Short task
Find each line with "para" and copy it.

● ● ●

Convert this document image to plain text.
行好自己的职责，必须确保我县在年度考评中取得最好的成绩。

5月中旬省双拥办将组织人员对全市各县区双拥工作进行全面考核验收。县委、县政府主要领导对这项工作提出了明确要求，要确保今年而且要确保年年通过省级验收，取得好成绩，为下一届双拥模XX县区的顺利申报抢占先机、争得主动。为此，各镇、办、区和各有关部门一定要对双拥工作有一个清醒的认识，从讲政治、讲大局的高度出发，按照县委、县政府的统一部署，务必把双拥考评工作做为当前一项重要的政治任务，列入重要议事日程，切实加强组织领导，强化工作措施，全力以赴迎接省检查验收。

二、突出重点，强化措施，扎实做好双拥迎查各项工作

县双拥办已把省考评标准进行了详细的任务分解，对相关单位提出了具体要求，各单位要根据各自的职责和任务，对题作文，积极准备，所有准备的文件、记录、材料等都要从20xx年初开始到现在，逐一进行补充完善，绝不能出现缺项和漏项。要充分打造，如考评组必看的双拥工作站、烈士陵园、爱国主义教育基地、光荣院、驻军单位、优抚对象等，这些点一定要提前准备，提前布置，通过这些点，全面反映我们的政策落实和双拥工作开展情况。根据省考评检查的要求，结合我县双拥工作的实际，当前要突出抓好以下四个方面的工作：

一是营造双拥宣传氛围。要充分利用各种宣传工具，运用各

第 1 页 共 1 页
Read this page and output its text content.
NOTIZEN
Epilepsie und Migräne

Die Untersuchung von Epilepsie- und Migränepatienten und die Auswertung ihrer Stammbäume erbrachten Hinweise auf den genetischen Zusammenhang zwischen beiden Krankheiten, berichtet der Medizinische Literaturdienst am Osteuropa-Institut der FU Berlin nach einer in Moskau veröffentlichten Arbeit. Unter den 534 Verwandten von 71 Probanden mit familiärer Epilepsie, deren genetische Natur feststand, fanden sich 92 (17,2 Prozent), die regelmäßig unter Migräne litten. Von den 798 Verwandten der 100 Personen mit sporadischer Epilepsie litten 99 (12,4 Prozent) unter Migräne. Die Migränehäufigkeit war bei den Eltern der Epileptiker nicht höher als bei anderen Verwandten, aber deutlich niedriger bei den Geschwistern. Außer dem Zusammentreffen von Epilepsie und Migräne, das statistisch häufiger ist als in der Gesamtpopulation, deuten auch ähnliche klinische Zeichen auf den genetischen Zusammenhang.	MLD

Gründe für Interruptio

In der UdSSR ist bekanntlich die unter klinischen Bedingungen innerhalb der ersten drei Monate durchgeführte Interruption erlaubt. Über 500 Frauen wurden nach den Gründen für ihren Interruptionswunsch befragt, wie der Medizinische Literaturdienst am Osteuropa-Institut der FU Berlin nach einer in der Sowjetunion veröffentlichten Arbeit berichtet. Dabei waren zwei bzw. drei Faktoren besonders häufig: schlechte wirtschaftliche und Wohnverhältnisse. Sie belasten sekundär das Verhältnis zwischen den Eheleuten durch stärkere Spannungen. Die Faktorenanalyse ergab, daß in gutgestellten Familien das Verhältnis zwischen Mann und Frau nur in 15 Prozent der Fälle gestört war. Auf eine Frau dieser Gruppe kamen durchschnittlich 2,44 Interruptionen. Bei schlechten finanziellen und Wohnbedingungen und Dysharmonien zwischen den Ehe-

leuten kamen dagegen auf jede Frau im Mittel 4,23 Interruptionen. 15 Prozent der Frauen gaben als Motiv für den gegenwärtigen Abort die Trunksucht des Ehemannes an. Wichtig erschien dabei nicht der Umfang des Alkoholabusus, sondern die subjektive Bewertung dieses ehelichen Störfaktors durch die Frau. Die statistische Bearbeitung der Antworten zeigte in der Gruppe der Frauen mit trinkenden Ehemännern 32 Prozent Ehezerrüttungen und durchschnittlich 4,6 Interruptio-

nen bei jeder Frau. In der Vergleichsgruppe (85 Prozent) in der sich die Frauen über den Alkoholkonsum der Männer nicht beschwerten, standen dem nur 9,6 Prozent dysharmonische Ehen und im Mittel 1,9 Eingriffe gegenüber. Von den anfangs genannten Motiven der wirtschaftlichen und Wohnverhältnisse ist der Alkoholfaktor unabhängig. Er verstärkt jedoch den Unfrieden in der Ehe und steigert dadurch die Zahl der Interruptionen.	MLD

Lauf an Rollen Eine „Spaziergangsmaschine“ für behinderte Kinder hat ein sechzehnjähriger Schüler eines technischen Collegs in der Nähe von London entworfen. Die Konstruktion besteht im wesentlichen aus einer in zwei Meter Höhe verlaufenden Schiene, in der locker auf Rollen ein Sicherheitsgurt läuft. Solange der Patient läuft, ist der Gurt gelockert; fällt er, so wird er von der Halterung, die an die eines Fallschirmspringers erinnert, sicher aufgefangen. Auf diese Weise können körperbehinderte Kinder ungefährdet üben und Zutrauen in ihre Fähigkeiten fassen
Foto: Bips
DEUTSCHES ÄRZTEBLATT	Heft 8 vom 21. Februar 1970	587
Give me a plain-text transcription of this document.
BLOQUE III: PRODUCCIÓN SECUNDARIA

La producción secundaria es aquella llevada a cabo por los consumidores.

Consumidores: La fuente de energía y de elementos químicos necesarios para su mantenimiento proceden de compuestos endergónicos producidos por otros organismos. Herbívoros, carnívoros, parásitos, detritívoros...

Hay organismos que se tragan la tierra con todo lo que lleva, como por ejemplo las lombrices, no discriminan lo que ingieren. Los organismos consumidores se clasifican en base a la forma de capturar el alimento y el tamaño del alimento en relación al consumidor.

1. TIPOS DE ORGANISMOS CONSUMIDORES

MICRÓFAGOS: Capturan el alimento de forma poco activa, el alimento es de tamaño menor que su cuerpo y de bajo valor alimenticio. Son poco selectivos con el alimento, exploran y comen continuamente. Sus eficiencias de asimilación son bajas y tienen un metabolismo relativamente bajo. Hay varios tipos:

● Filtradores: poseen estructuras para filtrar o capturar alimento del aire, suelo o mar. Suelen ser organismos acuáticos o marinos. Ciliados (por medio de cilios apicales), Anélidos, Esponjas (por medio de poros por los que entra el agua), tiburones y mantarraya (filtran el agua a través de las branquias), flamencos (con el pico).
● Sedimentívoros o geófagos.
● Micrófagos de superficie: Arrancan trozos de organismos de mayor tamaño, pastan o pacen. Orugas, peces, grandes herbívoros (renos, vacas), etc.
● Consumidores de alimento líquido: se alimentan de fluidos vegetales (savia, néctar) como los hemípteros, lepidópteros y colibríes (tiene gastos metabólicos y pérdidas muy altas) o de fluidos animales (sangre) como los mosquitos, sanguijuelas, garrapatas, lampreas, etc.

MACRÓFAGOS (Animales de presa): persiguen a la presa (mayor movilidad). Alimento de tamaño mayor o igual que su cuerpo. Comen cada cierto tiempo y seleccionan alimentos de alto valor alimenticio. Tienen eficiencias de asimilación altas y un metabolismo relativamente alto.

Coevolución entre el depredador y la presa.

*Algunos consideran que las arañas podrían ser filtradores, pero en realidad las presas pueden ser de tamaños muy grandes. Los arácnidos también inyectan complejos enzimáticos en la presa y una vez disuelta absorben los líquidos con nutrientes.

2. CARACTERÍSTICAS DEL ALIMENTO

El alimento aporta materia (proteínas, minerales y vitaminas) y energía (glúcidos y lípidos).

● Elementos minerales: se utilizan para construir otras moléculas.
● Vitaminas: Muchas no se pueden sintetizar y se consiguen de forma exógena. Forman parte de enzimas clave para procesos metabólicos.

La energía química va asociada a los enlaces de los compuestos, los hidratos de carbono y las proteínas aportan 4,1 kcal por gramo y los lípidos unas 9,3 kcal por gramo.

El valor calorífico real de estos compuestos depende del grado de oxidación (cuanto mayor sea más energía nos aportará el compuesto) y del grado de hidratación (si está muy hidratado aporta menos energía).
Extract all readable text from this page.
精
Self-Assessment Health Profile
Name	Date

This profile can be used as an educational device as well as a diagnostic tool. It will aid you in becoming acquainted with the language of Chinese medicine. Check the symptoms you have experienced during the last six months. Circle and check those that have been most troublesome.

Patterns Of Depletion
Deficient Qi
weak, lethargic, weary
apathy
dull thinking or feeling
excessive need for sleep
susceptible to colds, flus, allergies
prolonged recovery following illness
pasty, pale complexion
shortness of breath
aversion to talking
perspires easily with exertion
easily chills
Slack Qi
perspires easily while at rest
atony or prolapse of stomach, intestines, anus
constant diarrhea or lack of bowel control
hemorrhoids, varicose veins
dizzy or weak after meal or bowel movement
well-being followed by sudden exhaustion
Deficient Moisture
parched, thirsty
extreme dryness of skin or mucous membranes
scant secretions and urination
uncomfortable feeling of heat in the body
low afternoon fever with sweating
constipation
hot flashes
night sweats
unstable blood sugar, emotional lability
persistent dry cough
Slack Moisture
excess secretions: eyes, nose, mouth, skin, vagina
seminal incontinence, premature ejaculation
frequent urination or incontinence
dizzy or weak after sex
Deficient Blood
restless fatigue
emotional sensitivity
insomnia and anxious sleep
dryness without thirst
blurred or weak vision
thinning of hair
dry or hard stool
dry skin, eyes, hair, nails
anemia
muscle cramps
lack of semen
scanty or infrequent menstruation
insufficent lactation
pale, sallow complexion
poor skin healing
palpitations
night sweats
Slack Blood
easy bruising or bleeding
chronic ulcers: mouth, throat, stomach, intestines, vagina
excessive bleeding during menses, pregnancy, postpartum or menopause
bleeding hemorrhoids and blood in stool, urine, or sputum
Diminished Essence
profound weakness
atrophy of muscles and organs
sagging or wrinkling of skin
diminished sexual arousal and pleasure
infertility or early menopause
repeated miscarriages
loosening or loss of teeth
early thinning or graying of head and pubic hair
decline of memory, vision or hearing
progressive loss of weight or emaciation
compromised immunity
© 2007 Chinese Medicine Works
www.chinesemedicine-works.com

● ● ●

Written solution
Consumidores: La fuente de energía y de elementos químicos necesarios para su mantenimiento proceden de compuestos endergónicos producidos por otros organismos. Herbívoros, carnívoros, parásitos, detritívoros...
● Filtradores: poseen estructuras para filtrar o capturar alimento del aire, suelo o mar. Suelen ser organismos acuáticos o marinos. Ciliados (por medio de cilios apicales), Anélidos, Esponjas (por medio de poros por los que entra el agua), tiburones y mantarraya (filtran el agua a través de las branquias), flamencos (con el pico).
● Elementos minerales: se utilizan para construir otras moléculas.
● Vitaminas: Muchas no se pueden sintetizar y se consiguen de forma exógena. Forman parte de enzimas clave para procesos metabólicos.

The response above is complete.